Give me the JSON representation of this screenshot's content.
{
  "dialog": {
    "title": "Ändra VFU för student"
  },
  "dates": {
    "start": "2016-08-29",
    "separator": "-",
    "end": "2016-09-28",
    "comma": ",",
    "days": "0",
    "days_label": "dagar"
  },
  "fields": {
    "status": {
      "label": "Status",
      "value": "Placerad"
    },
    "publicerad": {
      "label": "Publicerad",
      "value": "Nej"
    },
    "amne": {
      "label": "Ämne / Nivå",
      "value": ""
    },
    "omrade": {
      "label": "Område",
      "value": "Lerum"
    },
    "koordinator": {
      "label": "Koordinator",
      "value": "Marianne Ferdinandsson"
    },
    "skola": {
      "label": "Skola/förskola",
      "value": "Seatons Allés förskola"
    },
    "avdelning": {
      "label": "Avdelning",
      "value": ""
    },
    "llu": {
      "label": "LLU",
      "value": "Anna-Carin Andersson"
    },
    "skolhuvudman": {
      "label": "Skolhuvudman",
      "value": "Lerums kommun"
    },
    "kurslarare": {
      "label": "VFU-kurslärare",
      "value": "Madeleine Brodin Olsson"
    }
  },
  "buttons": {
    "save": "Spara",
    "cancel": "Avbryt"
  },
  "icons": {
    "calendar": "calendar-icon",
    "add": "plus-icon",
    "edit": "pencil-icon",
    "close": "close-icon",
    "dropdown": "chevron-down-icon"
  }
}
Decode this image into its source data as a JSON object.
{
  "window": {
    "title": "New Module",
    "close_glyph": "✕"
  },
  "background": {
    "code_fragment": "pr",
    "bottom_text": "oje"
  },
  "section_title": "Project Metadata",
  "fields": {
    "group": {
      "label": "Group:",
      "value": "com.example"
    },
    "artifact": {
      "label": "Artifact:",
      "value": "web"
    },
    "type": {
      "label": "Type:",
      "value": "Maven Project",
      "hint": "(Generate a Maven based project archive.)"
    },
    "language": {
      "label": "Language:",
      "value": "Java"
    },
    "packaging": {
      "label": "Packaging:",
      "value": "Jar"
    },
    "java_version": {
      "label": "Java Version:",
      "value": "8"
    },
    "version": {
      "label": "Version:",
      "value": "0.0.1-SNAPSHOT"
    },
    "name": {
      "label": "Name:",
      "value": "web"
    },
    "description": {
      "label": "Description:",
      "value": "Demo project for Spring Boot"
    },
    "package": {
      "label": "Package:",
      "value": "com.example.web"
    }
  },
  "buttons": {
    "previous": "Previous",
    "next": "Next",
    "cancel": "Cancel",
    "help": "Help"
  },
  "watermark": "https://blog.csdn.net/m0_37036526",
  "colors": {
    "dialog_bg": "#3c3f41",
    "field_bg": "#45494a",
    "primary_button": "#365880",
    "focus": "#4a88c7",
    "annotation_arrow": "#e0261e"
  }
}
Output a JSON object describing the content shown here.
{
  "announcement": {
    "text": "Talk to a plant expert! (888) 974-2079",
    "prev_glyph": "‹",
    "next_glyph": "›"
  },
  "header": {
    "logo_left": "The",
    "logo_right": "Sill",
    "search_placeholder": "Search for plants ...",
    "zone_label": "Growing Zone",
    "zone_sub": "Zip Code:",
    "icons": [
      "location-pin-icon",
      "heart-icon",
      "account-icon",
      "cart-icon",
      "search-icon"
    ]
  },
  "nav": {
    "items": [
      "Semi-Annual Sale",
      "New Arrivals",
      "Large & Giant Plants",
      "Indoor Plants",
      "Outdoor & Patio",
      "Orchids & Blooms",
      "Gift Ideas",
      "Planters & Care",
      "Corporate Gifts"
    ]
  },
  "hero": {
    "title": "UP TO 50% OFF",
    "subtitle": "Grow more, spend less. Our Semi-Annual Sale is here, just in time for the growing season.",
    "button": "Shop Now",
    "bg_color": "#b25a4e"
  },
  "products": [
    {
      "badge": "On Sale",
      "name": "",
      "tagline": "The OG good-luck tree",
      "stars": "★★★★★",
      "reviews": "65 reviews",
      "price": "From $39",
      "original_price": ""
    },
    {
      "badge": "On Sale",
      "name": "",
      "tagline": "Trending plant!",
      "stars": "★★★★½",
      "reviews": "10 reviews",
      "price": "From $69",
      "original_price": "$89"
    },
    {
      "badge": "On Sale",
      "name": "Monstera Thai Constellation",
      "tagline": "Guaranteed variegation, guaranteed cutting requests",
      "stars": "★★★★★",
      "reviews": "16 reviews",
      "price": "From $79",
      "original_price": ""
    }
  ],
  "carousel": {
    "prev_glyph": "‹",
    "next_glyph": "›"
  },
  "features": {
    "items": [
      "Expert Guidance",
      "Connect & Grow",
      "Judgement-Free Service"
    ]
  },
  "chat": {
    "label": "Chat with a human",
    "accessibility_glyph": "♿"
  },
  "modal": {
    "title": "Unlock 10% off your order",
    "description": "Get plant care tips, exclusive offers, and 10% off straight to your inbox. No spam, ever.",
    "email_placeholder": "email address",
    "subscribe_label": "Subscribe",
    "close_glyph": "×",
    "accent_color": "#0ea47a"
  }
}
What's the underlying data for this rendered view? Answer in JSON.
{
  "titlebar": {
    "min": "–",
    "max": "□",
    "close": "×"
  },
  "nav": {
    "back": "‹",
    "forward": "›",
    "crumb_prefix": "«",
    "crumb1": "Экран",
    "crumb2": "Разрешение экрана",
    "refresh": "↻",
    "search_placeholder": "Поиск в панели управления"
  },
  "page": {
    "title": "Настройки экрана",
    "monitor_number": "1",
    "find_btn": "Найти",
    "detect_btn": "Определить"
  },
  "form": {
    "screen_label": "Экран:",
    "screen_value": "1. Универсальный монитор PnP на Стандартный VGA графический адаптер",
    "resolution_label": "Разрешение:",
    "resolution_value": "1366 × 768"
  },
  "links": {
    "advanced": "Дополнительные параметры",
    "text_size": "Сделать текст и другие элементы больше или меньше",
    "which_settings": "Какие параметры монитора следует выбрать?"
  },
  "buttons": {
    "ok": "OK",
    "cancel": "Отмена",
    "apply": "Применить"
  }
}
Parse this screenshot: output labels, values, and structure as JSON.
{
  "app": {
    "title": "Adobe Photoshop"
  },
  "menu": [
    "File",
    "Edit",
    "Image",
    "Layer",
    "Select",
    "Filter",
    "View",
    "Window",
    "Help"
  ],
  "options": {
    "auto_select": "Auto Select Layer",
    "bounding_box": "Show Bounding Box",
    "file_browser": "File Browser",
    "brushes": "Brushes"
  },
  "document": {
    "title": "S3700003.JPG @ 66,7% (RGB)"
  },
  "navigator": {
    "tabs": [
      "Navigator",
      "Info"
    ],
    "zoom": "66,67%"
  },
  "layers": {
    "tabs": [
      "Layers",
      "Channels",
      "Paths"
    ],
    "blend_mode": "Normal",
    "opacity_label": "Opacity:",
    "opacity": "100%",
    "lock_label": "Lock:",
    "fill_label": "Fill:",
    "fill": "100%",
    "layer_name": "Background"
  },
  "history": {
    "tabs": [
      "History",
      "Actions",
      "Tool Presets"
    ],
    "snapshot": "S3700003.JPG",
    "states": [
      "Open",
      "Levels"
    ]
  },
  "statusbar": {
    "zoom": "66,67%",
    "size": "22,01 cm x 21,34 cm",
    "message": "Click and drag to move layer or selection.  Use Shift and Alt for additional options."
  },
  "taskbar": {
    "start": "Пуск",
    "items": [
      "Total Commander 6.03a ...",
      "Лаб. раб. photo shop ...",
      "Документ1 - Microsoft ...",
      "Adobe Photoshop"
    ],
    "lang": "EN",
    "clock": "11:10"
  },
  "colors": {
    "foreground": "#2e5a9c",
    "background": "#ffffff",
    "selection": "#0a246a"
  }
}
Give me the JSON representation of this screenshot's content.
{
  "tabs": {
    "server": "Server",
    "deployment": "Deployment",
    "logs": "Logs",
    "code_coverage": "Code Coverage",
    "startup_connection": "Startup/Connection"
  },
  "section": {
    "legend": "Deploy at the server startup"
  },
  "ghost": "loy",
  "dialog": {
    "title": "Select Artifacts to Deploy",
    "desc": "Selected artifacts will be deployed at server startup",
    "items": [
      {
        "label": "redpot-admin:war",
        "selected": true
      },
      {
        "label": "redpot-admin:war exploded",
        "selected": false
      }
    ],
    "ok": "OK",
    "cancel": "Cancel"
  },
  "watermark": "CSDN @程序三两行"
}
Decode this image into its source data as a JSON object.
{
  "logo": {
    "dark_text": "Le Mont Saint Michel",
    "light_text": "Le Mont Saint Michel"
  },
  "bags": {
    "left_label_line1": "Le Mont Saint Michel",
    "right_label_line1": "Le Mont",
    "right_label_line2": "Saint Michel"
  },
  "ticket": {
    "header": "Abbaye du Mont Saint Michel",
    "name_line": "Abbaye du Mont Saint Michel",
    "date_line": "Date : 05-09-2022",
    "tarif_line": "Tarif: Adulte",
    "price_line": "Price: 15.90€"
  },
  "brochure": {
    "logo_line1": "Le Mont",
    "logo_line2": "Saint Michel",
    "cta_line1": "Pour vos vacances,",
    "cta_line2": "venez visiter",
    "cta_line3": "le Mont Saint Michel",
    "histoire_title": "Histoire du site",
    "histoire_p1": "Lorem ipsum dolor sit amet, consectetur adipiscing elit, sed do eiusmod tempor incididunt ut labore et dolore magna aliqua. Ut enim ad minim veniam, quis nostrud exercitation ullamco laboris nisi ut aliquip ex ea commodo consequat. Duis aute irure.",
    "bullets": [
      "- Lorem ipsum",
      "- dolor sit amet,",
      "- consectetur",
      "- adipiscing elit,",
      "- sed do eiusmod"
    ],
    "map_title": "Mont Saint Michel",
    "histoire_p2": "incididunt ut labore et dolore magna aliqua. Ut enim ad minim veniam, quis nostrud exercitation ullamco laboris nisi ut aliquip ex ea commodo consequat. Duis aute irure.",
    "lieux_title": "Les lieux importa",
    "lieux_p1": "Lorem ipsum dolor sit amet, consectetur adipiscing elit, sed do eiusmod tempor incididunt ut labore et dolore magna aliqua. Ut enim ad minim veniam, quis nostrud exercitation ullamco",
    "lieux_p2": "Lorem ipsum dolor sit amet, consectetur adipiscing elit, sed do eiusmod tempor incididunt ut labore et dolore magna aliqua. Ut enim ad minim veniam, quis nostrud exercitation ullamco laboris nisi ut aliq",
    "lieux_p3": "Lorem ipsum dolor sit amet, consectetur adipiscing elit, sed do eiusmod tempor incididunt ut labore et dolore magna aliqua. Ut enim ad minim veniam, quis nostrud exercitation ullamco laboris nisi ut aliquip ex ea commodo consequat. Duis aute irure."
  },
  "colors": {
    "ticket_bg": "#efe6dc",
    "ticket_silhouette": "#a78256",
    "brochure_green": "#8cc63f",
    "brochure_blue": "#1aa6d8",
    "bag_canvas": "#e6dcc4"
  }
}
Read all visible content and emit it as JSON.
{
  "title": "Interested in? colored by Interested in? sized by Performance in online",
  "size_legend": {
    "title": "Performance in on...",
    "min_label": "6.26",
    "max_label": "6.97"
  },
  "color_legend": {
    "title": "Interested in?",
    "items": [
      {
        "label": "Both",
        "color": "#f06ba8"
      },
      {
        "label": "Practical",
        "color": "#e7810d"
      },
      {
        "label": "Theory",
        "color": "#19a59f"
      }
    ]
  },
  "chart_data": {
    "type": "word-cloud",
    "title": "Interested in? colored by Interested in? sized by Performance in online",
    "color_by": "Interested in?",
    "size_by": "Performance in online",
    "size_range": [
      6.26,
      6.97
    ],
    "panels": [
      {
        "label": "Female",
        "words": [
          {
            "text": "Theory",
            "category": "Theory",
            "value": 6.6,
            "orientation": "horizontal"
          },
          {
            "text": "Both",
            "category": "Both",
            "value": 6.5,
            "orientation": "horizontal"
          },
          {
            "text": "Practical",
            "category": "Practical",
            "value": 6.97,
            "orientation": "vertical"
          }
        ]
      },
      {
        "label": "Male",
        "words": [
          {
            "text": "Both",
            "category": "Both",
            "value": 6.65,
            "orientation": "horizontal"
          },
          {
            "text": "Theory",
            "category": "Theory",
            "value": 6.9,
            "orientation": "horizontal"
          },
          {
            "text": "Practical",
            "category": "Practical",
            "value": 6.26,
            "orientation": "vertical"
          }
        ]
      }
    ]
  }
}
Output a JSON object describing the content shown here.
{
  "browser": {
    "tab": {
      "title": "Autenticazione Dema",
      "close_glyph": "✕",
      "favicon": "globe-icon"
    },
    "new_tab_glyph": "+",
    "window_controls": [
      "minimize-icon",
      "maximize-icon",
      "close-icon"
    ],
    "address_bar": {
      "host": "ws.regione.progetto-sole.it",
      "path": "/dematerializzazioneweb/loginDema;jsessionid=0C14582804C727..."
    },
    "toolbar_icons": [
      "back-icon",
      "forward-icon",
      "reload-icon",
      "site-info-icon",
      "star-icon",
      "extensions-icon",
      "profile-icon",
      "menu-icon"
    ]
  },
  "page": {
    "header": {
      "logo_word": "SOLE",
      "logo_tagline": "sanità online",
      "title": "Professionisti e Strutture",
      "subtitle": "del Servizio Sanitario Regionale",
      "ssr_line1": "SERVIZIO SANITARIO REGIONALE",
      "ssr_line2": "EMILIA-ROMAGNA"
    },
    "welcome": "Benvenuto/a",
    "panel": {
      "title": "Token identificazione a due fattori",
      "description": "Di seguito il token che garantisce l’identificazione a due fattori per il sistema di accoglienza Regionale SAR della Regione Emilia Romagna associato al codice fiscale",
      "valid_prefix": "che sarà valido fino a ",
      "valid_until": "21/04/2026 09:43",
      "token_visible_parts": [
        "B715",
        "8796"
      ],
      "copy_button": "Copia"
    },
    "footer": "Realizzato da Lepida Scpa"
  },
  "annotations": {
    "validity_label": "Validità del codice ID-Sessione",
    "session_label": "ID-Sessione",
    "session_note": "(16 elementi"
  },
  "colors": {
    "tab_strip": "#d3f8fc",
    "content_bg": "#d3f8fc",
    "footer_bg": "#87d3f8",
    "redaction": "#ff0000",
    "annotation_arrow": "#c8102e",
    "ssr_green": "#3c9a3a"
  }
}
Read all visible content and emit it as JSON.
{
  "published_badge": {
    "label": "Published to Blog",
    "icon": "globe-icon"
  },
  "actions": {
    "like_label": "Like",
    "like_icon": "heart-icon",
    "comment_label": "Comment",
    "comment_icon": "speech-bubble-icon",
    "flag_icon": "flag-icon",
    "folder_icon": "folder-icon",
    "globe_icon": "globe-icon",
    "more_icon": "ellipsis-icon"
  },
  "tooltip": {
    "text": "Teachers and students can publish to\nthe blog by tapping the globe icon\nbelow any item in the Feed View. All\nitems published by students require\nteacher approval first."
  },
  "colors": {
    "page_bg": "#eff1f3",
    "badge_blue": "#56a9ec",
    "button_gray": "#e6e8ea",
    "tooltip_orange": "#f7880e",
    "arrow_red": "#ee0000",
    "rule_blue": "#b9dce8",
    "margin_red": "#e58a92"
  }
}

*****

» YOUR TASK:
Copy out every line of the listing that includes the string "Michel".

» FULL SOLUTION:
    "dark_text": "Le Mont Saint Michel",
    "light_text": "Le Mont Saint Michel"
    "left_label_line1": "Le Mont Saint Michel",
    "right_label_line2": "Saint Michel"
    "header": "Abbaye du Mont Saint Michel",
    "name_line": "Abbaye du Mont Saint Michel",
    "logo_line2": "Saint Michel",
    "cta_line3": "le Mont Saint Michel",
    "map_title": "Mont Saint Michel",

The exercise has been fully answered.